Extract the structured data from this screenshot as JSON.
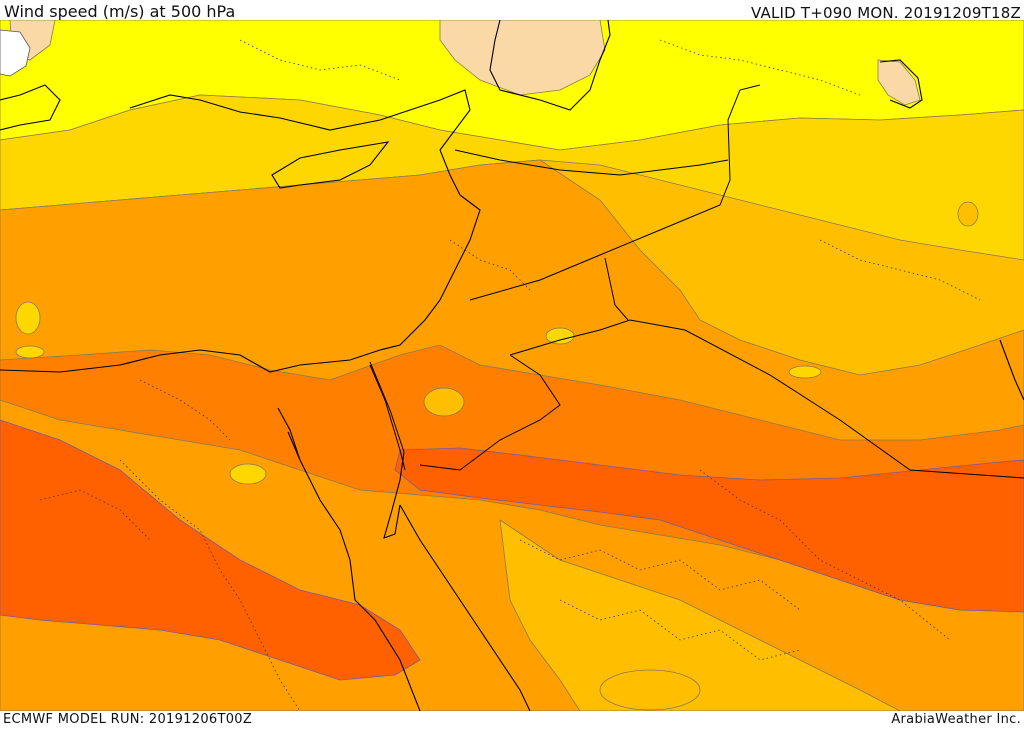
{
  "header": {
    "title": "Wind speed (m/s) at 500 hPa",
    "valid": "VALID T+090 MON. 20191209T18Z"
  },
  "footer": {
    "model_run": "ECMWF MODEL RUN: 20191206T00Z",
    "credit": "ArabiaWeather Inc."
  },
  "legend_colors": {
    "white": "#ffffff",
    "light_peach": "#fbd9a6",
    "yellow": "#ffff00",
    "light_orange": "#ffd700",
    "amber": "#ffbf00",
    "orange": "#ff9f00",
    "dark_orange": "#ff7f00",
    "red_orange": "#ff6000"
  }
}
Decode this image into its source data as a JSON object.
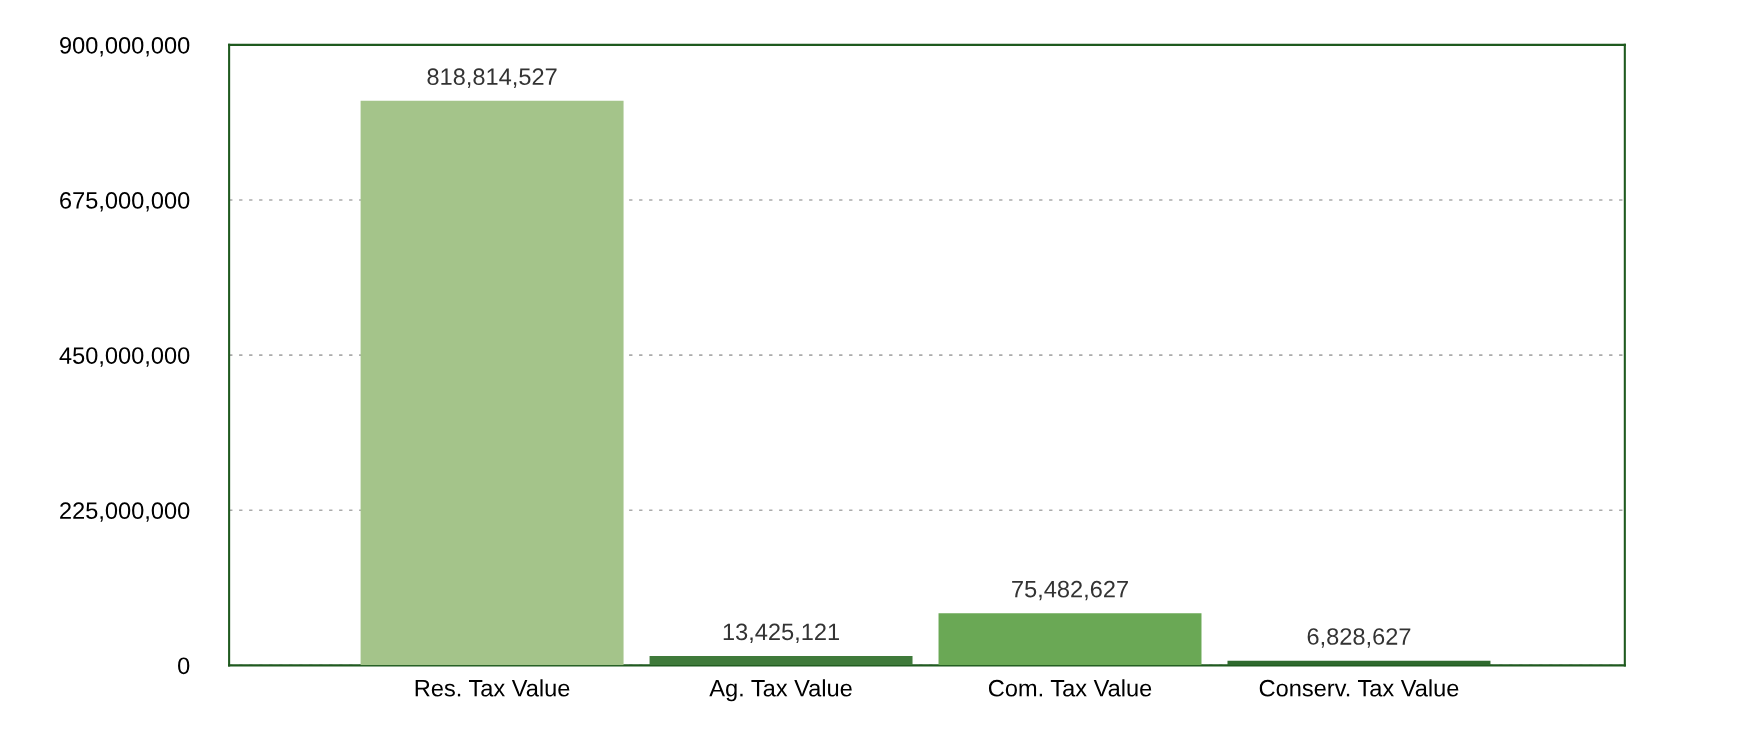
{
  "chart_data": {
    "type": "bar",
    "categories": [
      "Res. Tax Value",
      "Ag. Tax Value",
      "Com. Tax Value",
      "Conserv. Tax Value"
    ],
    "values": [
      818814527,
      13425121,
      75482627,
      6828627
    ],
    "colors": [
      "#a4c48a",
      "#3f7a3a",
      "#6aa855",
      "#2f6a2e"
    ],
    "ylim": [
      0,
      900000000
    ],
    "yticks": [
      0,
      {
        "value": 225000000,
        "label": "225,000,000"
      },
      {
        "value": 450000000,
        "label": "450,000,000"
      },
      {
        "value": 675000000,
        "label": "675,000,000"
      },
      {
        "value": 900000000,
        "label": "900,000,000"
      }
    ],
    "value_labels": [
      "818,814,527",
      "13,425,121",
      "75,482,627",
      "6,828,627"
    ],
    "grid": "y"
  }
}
== == ==
Exercise aim ▸ Write out again the lines from the one with "Decode this image" through the end of the records exactly, without any of the pictures.

Task solution ▸
Decode this image into its source data as a JSON object.
{
  "chart_data": {
    "type": "bar",
    "categories": [
      "Res. Tax Value",
      "Ag. Tax Value",
      "Com. Tax Value",
      "Conserv. Tax Value"
    ],
    "values": [
      818814527,
      13425121,
      75482627,
      6828627
    ],
    "colors": [
      "#a4c48a",
      "#3f7a3a",
      "#6aa855",
      "#2f6a2e"
    ],
    "ylim": [
      0,
      900000000
    ],
    "yticks": [
      0,
      {
        "value": 225000000,
        "label": "225,000,000"
      },
      {
        "value": 450000000,
        "label": "450,000,000"
      },
      {
        "value": 675000000,
        "label": "675,000,000"
      },
      {
        "value": 900000000,
        "label": "900,000,000"
      }
    ],
    "value_labels": [
      "818,814,527",
      "13,425,121",
      "75,482,627",
      "6,828,627"
    ],
    "grid": "y"
  }
}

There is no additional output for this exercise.